* [What the exercise asks]:
Transcribe each record below word for word.

* [Available records]:

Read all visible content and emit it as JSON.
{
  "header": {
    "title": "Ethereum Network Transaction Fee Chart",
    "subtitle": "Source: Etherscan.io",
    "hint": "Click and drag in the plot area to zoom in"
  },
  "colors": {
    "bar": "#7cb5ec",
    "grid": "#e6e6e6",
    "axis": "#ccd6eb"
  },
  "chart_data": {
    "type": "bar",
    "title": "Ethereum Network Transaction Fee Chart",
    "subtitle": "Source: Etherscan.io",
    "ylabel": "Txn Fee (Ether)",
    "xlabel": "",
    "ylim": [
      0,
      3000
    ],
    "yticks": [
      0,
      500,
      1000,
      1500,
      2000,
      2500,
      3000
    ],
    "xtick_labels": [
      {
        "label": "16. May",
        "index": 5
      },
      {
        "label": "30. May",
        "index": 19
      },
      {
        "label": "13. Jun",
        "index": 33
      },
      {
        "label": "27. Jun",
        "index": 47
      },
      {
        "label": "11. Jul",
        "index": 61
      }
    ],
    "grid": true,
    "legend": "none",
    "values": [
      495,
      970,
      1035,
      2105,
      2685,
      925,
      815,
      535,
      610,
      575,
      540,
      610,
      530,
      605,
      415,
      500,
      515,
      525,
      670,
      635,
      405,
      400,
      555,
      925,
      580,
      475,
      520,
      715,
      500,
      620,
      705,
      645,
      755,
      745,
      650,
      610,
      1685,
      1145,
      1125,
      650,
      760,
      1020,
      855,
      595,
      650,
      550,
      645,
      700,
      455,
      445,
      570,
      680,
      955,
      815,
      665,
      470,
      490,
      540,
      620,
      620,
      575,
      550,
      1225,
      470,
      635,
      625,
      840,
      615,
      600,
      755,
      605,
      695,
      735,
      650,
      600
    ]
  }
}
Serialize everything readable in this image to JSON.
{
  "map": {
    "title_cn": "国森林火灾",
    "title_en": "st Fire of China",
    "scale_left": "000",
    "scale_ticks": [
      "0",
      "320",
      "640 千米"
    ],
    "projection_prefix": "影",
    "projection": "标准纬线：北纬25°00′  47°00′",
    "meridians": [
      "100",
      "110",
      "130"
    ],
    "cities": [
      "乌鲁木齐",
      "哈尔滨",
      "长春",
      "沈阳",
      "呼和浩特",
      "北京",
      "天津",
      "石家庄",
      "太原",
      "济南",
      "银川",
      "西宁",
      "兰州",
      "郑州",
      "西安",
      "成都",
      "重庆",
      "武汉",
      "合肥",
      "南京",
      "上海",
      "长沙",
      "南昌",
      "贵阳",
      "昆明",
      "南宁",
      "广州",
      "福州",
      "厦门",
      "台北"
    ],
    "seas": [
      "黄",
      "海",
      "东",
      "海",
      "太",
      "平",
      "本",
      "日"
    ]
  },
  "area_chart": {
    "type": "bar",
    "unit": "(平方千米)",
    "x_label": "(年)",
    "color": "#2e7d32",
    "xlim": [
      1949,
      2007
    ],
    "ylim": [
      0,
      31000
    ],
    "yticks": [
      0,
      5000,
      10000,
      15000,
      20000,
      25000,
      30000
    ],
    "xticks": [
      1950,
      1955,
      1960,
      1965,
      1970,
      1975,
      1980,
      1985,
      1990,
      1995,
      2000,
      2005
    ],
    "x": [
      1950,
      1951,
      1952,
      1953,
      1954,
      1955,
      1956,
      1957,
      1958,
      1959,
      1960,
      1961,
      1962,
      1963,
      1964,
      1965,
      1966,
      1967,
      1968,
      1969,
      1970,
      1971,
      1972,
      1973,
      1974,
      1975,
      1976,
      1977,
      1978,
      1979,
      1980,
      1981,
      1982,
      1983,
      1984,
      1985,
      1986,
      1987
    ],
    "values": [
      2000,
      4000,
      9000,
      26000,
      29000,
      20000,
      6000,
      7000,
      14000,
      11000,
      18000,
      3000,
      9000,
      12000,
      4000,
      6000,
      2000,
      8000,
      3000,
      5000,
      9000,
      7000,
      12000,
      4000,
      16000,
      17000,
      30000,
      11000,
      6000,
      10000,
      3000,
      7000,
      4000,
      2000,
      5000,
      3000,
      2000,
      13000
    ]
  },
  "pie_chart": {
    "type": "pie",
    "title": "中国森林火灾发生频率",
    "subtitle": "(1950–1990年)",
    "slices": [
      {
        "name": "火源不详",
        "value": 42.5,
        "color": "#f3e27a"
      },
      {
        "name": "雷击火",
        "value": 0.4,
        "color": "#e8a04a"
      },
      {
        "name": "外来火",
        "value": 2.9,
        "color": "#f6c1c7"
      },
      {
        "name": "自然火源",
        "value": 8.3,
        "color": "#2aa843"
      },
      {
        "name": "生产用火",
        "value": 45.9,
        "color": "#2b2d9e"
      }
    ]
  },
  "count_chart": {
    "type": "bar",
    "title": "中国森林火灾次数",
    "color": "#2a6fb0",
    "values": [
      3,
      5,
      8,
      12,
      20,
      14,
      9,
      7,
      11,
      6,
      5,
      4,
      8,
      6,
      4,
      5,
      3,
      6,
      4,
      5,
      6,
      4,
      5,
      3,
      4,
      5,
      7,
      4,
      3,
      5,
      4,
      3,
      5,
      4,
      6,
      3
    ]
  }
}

* [Solution for this task]:
Read all visible content and emit it as JSON.
{
  "header": {
    "title": "Ethereum Network Transaction Fee Chart",
    "subtitle": "Source: Etherscan.io",
    "hint": "Click and drag in the plot area to zoom in"
  },
  "colors": {
    "bar": "#7cb5ec",
    "grid": "#e6e6e6",
    "axis": "#ccd6eb"
  },
  "chart_data": {
    "type": "bar",
    "title": "Ethereum Network Transaction Fee Chart",
    "subtitle": "Source: Etherscan.io",
    "ylabel": "Txn Fee (Ether)",
    "xlabel": "",
    "ylim": [
      0,
      3000
    ],
    "yticks": [
      0,
      500,
      1000,
      1500,
      2000,
      2500,
      3000
    ],
    "xtick_labels": [
      {
        "label": "16. May",
        "index": 5
      },
      {
        "label": "30. May",
        "index": 19
      },
      {
        "label": "13. Jun",
        "index": 33
      },
      {
        "label": "27. Jun",
        "index": 47
      },
      {
        "label": "11. Jul",
        "index": 61
      }
    ],
    "grid": true,
    "legend": "none",
    "values": [
      495,
      970,
      1035,
      2105,
      2685,
      925,
      815,
      535,
      610,
      575,
      540,
      610,
      530,
      605,
      415,
      500,
      515,
      525,
      670,
      635,
      405,
      400,
      555,
      925,
      580,
      475,
      520,
      715,
      500,
      620,
      705,
      645,
      755,
      745,
      650,
      610,
      1685,
      1145,
      1125,
      650,
      760,
      1020,
      855,
      595,
      650,
      550,
      645,
      700,
      455,
      445,
      570,
      680,
      955,
      815,
      665,
      470,
      490,
      540,
      620,
      620,
      575,
      550,
      1225,
      470,
      635,
      625,
      840,
      615,
      600,
      755,
      605,
      695,
      735,
      650,
      600
    ]
  }
}
Serialize everything readable in this image to JSON.
{
  "map": {
    "title_cn": "国森林火灾",
    "title_en": "st Fire of China",
    "scale_left": "000",
    "scale_ticks": [
      "0",
      "320",
      "640 千米"
    ],
    "projection_prefix": "影",
    "projection": "标准纬线：北纬25°00′  47°00′",
    "meridians": [
      "100",
      "110",
      "130"
    ],
    "cities": [
      "乌鲁木齐",
      "哈尔滨",
      "长春",
      "沈阳",
      "呼和浩特",
      "北京",
      "天津",
      "石家庄",
      "太原",
      "济南",
      "银川",
      "西宁",
      "兰州",
      "郑州",
      "西安",
      "成都",
      "重庆",
      "武汉",
      "合肥",
      "南京",
      "上海",
      "长沙",
      "南昌",
      "贵阳",
      "昆明",
      "南宁",
      "广州",
      "福州",
      "厦门",
      "台北"
    ],
    "seas": [
      "黄",
      "海",
      "东",
      "海",
      "太",
      "平",
      "本",
      "日"
    ]
  },
  "area_chart": {
    "type": "bar",
    "unit": "(平方千米)",
    "x_label": "(年)",
    "color": "#2e7d32",
    "xlim": [
      1949,
      2007
    ],
    "ylim": [
      0,
      31000
    ],
    "yticks": [
      0,
      5000,
      10000,
      15000,
      20000,
      25000,
      30000
    ],
    "xticks": [
      1950,
      1955,
      1960,
      1965,
      1970,
      1975,
      1980,
      1985,
      1990,
      1995,
      2000,
      2005
    ],
    "x": [
      1950,
      1951,
      1952,
      1953,
      1954,
      1955,
      1956,
      1957,
      1958,
      1959,
      1960,
      1961,
      1962,
      1963,
      1964,
      1965,
      1966,
      1967,
      1968,
      1969,
      1970,
      1971,
      1972,
      1973,
      1974,
      1975,
      1976,
      1977,
      1978,
      1979,
      1980,
      1981,
      1982,
      1983,
      1984,
      1985,
      1986,
      1987
    ],
    "values": [
      2000,
      4000,
      9000,
      26000,
      29000,
      20000,
      6000,
      7000,
      14000,
      11000,
      18000,
      3000,
      9000,
      12000,
      4000,
      6000,
      2000,
      8000,
      3000,
      5000,
      9000,
      7000,
      12000,
      4000,
      16000,
      17000,
      30000,
      11000,
      6000,
      10000,
      3000,
      7000,
      4000,
      2000,
      5000,
      3000,
      2000,
      13000
    ]
  },
  "pie_chart": {
    "type": "pie",
    "title": "中国森林火灾发生频率",
    "subtitle": "(1950–1990年)",
    "slices": [
      {
        "name": "火源不详",
        "value": 42.5,
        "color": "#f3e27a"
      },
      {
        "name": "雷击火",
        "value": 0.4,
        "color": "#e8a04a"
      },
      {
        "name": "外来火",
        "value": 2.9,
        "color": "#f6c1c7"
      },
      {
        "name": "自然火源",
        "value": 8.3,
        "color": "#2aa843"
      },
      {
        "name": "生产用火",
        "value": 45.9,
        "color": "#2b2d9e"
      }
    ]
  },
  "count_chart": {
    "type": "bar",
    "title": "中国森林火灾次数",
    "color": "#2a6fb0",
    "values": [
      3,
      5,
      8,
      12,
      20,
      14,
      9,
      7,
      11,
      6,
      5,
      4,
      8,
      6,
      4,
      5,
      3,
      6,
      4,
      5,
      6,
      4,
      5,
      3,
      4,
      5,
      7,
      4,
      3,
      5,
      4,
      3,
      5,
      4,
      6,
      3
    ]
  }
}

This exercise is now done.